━━━ Data for the task

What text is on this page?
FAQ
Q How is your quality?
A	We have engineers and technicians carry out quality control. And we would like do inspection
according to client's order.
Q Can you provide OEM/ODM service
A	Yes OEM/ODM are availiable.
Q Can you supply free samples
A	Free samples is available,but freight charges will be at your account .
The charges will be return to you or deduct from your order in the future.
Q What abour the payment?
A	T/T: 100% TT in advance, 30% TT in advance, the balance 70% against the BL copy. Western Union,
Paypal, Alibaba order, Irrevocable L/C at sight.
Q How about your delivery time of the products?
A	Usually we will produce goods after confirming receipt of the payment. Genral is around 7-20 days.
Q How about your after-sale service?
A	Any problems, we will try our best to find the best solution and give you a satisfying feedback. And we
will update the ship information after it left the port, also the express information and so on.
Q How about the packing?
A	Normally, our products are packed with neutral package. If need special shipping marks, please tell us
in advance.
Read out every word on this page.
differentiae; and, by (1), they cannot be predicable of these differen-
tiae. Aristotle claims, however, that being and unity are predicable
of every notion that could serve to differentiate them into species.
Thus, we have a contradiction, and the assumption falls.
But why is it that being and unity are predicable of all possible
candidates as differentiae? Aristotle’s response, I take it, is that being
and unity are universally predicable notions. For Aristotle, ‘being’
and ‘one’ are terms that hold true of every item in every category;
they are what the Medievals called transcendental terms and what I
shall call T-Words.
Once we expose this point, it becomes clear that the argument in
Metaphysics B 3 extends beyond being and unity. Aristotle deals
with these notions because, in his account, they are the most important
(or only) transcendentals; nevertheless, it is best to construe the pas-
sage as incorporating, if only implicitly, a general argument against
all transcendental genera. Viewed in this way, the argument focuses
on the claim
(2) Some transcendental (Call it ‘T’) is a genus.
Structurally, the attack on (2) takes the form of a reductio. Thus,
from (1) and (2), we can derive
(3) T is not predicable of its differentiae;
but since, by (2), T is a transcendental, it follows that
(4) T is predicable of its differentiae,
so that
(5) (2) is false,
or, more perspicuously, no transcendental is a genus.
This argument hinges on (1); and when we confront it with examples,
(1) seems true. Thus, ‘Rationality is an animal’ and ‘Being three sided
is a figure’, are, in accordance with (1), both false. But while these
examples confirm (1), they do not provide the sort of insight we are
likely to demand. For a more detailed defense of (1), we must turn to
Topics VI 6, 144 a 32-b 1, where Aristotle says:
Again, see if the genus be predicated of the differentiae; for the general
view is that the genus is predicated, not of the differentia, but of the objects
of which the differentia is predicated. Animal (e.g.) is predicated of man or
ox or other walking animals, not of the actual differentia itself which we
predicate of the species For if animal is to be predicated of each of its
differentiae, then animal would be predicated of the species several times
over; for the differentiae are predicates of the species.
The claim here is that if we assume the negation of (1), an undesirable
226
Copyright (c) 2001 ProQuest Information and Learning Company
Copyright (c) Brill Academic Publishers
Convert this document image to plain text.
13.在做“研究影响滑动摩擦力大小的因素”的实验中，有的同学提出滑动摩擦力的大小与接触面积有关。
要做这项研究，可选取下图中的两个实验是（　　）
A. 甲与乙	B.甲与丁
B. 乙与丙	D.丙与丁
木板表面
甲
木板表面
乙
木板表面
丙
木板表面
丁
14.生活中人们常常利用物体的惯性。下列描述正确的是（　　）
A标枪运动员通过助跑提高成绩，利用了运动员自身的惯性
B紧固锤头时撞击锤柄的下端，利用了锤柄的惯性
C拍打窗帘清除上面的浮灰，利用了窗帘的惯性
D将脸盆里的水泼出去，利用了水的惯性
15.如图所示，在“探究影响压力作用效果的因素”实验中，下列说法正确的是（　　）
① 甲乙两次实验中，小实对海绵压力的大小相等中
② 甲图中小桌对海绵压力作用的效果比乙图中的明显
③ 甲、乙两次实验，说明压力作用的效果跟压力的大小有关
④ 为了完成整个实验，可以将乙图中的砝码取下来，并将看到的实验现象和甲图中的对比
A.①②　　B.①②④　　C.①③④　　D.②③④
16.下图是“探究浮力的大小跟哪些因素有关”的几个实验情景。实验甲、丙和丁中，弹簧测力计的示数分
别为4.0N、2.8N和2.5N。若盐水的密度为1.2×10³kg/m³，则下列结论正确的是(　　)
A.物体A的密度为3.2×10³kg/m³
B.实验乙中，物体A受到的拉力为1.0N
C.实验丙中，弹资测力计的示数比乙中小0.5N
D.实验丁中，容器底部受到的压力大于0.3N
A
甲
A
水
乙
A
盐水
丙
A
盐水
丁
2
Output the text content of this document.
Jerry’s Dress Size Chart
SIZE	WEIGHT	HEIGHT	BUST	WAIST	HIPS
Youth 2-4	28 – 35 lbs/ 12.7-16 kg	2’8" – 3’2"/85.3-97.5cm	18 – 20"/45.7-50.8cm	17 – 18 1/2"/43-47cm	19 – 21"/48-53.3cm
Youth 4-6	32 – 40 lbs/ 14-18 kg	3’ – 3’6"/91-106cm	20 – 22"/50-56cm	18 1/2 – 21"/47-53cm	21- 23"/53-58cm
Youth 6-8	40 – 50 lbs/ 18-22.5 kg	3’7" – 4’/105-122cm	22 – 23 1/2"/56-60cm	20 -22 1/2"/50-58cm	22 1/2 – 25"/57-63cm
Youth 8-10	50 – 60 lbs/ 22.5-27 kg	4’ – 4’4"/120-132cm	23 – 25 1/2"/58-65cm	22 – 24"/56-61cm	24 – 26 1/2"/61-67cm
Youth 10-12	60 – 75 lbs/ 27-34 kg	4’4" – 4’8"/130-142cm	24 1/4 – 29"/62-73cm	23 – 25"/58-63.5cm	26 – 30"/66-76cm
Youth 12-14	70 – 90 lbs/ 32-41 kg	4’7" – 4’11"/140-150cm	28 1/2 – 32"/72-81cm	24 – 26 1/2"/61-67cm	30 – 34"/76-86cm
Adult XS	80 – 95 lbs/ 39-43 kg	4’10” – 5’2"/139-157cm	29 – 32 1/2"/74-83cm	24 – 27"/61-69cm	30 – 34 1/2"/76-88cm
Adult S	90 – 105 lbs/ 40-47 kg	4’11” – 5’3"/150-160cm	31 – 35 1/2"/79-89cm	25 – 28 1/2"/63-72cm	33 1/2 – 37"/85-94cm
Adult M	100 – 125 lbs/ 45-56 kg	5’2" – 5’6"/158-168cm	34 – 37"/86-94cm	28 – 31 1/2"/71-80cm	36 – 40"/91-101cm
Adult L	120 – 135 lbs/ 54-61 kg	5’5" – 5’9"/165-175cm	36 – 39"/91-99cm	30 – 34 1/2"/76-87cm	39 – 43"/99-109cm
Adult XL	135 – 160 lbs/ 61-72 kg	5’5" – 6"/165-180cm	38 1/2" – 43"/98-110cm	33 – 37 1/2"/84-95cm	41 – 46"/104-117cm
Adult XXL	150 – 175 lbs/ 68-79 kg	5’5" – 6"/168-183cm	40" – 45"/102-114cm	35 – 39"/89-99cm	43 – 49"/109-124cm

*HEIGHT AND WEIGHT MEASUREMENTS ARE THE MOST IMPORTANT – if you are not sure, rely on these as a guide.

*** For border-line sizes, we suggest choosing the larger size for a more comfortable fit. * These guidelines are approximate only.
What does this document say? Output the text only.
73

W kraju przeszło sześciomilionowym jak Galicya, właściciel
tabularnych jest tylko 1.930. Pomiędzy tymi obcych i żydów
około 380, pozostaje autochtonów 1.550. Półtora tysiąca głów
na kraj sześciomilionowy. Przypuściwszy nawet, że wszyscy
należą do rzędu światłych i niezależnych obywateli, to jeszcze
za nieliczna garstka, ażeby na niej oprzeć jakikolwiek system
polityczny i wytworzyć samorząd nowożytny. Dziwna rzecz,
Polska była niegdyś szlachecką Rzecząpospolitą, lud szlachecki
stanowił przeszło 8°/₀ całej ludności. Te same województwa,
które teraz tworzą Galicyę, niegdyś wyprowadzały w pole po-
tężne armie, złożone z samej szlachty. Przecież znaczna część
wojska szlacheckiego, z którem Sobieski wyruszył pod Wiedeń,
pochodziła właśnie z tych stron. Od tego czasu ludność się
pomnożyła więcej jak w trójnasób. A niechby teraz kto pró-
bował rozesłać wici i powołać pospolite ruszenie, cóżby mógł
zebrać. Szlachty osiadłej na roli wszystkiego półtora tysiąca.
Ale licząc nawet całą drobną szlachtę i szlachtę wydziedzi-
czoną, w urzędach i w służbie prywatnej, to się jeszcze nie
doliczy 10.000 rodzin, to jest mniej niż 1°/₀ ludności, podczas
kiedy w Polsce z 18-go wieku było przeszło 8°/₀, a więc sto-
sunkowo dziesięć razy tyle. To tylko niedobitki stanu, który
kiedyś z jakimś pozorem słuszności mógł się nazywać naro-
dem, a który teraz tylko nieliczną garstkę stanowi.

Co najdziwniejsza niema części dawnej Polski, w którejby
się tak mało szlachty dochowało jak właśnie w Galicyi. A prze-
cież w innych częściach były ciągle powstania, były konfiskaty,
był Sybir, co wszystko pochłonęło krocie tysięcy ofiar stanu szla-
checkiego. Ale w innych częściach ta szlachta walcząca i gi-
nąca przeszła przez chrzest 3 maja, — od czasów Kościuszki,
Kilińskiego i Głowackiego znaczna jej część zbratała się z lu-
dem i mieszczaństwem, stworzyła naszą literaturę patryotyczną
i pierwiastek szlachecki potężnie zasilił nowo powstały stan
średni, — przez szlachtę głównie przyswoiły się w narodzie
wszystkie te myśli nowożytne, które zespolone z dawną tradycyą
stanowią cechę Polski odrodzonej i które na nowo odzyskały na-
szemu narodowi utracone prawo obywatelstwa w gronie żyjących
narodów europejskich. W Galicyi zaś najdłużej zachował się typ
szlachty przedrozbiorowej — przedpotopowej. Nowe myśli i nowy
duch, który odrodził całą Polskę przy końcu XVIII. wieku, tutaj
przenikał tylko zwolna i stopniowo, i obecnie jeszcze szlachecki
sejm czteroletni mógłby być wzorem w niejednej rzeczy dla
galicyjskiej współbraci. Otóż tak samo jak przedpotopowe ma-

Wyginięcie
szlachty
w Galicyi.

━━━━━━

Short problem:
Return each line that includes "products".

Output for this task:
Q How about your delivery time of the products?
A	Normally, our products are packed with neutral package. If need special shipping marks, please tell us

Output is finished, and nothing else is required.